(Dataset items)

———

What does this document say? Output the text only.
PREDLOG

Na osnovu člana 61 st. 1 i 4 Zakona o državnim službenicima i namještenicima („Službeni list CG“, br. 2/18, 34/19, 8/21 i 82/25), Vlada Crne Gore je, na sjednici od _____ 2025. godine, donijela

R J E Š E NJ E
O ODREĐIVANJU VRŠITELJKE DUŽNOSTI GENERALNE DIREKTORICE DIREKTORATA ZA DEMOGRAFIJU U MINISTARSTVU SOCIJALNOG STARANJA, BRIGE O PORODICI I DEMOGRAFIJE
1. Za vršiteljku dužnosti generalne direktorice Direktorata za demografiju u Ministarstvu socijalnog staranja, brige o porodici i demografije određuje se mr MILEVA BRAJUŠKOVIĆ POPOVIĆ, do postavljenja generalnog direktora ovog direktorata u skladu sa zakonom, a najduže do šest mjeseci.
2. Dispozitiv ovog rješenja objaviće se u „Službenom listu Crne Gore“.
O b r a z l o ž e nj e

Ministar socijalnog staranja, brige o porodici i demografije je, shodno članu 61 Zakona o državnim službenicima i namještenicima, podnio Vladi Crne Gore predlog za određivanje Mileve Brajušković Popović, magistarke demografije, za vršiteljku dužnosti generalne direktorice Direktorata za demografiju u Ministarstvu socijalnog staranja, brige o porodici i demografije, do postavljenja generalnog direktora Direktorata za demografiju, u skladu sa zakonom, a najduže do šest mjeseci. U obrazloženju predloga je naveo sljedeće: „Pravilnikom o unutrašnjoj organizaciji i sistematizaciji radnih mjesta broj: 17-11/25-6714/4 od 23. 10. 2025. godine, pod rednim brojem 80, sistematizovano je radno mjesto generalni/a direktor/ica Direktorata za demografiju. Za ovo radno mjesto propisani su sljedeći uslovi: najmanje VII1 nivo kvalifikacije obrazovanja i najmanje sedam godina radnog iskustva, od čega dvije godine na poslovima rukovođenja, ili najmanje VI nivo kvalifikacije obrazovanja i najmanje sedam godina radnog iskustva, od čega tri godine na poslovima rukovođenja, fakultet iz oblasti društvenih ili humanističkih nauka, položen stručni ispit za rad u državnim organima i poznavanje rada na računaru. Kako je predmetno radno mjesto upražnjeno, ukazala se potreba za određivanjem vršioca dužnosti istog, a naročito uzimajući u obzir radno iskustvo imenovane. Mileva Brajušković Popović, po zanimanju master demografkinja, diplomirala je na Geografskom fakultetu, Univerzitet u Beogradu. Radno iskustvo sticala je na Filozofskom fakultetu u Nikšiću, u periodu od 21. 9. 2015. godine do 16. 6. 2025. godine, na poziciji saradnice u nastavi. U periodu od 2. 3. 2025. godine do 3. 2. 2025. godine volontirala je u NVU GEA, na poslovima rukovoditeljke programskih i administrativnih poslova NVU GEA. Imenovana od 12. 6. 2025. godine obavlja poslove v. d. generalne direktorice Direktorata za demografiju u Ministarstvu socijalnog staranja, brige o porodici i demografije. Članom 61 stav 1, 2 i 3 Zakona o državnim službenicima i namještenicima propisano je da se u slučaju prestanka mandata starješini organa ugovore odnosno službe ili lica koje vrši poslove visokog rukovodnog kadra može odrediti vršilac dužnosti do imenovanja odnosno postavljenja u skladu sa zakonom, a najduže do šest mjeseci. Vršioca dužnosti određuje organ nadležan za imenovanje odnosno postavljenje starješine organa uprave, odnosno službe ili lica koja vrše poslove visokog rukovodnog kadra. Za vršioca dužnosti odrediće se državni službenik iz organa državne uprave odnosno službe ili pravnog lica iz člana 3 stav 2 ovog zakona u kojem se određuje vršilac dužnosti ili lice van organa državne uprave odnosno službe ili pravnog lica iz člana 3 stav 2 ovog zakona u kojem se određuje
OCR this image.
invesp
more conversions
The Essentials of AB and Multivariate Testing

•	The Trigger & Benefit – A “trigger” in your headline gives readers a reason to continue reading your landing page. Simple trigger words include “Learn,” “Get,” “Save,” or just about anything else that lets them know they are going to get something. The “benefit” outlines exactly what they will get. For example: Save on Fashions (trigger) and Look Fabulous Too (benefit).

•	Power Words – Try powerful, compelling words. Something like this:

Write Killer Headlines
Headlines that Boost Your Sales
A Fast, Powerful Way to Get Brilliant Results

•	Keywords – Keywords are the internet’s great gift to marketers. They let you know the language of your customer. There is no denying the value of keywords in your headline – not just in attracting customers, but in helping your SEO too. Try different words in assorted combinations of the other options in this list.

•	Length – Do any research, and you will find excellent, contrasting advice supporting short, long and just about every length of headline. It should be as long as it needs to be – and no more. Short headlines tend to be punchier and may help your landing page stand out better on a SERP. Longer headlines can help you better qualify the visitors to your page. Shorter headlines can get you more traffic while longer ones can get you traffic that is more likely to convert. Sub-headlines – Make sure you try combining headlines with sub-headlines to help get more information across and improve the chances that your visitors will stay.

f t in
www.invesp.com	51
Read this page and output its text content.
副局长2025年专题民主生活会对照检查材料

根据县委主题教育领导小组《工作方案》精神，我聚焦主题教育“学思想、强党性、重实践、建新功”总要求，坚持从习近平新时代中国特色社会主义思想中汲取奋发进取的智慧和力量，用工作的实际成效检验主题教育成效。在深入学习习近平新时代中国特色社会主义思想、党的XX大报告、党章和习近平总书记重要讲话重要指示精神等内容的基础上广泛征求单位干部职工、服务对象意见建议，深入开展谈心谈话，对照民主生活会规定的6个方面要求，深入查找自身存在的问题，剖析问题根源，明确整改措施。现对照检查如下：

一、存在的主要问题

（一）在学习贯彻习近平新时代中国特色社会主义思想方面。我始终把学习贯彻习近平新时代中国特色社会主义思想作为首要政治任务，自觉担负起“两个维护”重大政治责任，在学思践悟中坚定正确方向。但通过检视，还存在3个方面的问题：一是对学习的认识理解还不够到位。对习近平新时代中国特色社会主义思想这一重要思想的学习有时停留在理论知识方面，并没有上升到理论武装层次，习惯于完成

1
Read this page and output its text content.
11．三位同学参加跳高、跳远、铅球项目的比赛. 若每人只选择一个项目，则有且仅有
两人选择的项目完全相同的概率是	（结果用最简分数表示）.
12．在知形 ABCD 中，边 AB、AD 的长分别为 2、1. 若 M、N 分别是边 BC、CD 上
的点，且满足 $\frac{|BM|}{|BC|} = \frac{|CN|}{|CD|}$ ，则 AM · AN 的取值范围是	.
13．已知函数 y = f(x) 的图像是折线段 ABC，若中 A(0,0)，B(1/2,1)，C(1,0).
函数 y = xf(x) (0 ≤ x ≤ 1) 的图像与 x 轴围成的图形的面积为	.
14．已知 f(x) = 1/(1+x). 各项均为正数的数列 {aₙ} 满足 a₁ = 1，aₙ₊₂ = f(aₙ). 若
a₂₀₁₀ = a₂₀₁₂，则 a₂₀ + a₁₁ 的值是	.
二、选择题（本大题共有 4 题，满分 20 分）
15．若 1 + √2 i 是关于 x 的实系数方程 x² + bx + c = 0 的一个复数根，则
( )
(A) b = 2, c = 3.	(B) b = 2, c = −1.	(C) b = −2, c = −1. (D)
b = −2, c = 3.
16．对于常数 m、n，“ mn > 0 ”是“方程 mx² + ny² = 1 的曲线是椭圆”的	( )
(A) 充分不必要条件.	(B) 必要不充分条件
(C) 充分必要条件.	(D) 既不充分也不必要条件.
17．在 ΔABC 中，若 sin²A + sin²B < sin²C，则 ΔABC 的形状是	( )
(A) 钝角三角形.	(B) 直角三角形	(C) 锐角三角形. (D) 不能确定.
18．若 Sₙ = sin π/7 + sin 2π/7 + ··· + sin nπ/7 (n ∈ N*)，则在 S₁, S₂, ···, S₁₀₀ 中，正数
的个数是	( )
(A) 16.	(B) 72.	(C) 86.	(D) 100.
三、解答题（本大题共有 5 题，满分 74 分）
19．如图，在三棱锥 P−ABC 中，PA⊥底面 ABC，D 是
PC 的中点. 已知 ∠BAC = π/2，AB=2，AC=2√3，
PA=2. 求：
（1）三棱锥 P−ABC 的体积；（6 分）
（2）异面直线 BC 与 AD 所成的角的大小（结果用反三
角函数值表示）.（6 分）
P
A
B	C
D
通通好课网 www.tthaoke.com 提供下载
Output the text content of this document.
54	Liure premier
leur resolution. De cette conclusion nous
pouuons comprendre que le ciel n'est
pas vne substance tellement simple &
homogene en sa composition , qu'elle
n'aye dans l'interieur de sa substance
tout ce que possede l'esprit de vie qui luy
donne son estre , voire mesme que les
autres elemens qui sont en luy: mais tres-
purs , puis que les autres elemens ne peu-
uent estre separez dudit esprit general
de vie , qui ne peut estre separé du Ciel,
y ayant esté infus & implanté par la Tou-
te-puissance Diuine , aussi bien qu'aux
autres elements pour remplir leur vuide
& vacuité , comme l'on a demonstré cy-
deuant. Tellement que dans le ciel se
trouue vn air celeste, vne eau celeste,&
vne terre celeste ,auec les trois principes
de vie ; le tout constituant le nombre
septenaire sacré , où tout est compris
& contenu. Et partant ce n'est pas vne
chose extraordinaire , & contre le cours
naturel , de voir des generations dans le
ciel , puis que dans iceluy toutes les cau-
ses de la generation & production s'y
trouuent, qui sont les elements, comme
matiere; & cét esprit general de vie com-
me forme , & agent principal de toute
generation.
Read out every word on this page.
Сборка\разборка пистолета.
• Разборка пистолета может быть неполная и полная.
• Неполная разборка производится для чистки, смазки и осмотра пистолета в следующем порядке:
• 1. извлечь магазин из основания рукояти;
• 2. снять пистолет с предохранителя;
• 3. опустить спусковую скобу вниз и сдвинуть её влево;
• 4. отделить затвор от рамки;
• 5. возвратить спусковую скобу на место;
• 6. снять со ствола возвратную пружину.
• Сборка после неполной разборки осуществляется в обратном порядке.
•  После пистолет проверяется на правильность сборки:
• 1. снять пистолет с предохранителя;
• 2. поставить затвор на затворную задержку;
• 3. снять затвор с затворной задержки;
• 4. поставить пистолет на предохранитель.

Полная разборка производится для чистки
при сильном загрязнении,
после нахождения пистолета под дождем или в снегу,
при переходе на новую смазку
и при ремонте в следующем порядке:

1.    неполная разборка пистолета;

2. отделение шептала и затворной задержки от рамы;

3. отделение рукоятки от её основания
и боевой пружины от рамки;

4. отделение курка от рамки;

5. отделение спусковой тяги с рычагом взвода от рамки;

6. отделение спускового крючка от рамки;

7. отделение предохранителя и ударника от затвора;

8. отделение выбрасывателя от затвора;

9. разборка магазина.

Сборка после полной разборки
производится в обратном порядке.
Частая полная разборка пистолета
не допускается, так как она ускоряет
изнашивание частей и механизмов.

———

▶ Exercise instructions: Scan the material above. Extract every line in which the word "отделение" occurs.

▶ Response to the task:
2. отделение шептала и затворной задержки от рамы;
3. отделение рукоятки от её основания
4. отделение курка от рамки;
5. отделение спусковой тяги с рычагом взвода от рамки;
6. отделение спускового крючка от рамки;
7. отделение предохранителя и ударника от затвора;
8. отделение выбрасывателя от затвора;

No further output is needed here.